▸ **Directions**
Pick out each row below that contains the string "elements" and copy it in full. Matching is case-sensitive.

━━━ Data supplied ━━━

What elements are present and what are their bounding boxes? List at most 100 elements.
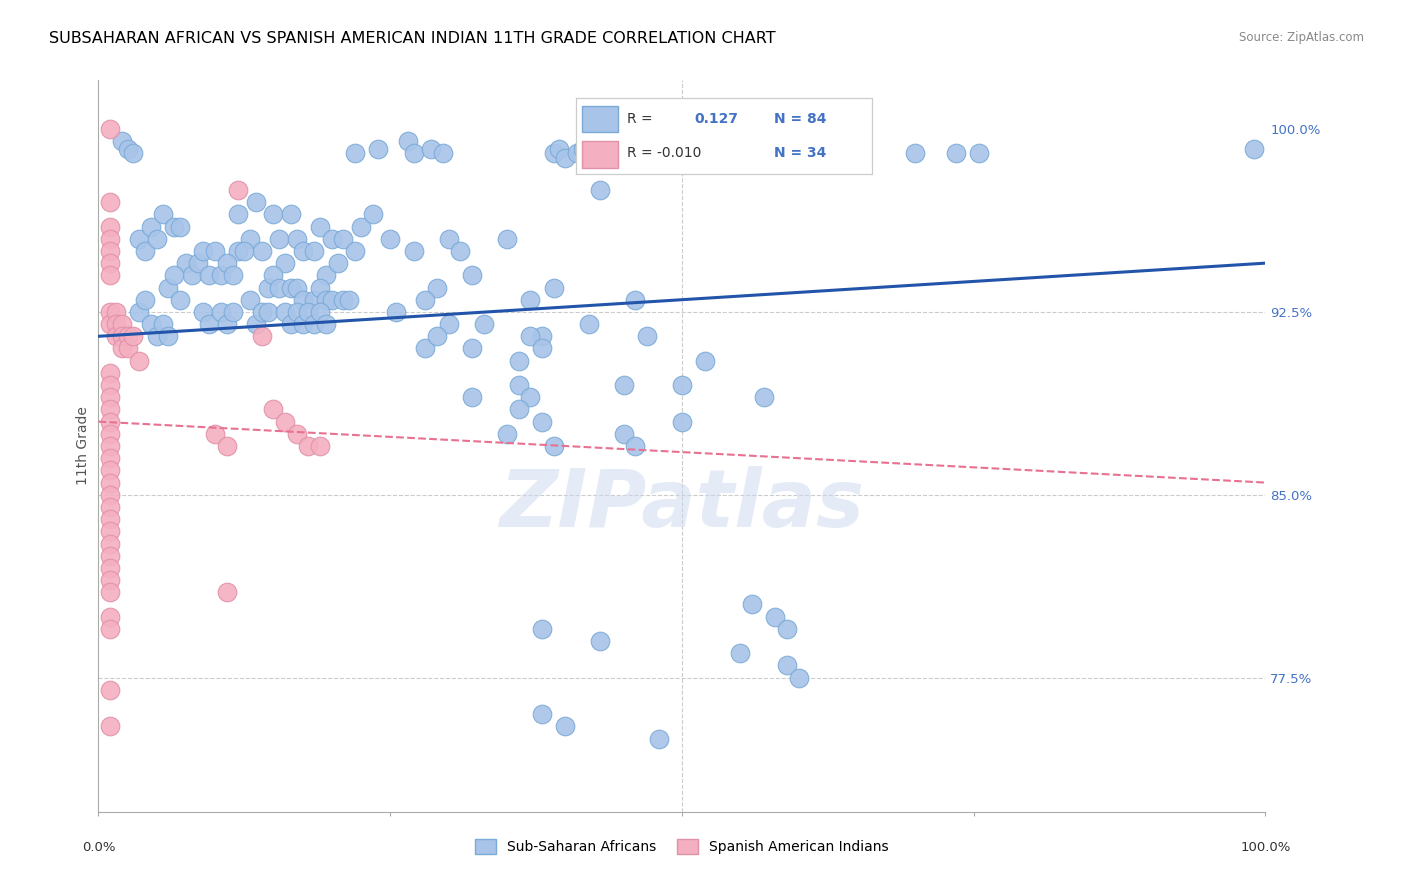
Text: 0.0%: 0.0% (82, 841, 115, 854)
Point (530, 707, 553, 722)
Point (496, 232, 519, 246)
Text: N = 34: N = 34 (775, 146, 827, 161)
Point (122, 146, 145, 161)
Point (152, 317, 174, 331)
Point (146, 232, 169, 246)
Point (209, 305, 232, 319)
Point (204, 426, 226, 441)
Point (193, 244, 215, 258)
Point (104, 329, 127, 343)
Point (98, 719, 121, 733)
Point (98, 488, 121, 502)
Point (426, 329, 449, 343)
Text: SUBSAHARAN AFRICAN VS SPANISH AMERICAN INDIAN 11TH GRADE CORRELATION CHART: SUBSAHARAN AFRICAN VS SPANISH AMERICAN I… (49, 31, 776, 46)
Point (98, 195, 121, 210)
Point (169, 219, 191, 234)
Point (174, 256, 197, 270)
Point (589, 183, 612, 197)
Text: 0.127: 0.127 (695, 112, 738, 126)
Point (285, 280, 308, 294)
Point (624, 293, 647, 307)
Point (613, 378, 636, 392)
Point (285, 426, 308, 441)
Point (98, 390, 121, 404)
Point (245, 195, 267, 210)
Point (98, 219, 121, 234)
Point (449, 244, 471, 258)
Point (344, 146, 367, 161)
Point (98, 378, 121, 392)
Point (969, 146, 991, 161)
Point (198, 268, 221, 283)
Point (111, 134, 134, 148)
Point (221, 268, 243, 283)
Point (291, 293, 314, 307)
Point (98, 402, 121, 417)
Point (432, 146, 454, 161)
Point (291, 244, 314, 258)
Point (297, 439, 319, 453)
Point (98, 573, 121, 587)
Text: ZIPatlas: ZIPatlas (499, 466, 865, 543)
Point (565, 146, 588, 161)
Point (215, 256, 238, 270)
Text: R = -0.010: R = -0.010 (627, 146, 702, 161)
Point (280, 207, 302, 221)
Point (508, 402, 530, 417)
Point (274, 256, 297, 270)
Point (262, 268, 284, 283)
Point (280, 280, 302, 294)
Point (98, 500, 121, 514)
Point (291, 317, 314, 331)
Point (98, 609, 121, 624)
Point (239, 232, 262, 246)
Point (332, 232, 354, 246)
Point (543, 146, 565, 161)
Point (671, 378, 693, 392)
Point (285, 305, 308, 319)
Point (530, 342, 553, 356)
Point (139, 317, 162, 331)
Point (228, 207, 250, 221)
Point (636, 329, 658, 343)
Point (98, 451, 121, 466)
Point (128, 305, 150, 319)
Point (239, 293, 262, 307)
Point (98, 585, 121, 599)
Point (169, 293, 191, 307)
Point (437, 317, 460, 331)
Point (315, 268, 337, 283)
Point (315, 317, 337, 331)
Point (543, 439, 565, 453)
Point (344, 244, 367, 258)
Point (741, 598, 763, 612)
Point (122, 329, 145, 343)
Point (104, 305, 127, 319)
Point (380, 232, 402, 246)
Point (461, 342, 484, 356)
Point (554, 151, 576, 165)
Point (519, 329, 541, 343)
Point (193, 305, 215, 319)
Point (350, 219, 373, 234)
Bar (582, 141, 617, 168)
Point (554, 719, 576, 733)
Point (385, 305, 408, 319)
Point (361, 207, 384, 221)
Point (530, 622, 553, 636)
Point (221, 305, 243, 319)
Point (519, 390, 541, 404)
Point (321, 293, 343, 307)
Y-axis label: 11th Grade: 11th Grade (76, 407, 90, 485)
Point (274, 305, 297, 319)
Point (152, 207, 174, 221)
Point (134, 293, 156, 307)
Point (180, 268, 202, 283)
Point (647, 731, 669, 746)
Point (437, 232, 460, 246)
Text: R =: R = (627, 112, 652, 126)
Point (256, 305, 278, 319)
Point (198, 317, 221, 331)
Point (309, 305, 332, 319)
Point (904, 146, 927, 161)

━━━
━━━ Data supplied ━━━

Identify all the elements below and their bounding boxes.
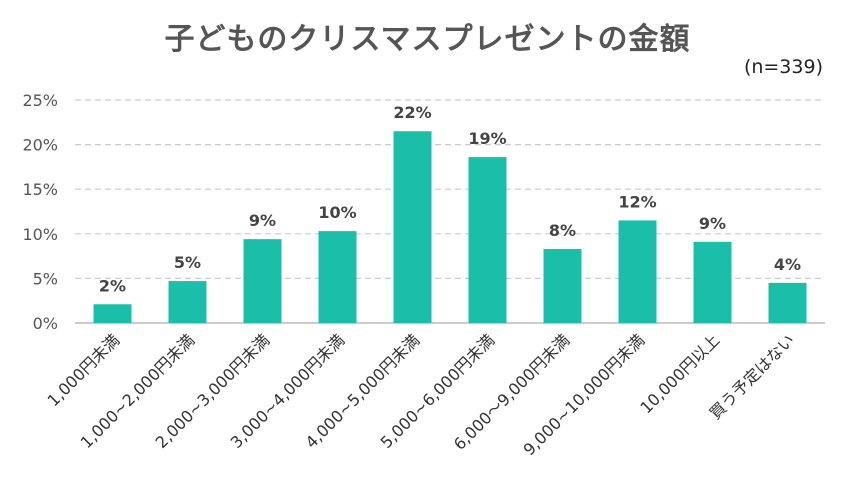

━━━

▸ **Written response**
What elements are present and what are their bounding boxes? List at most 100 elements.
Identify all the elements below and their bounding boxes.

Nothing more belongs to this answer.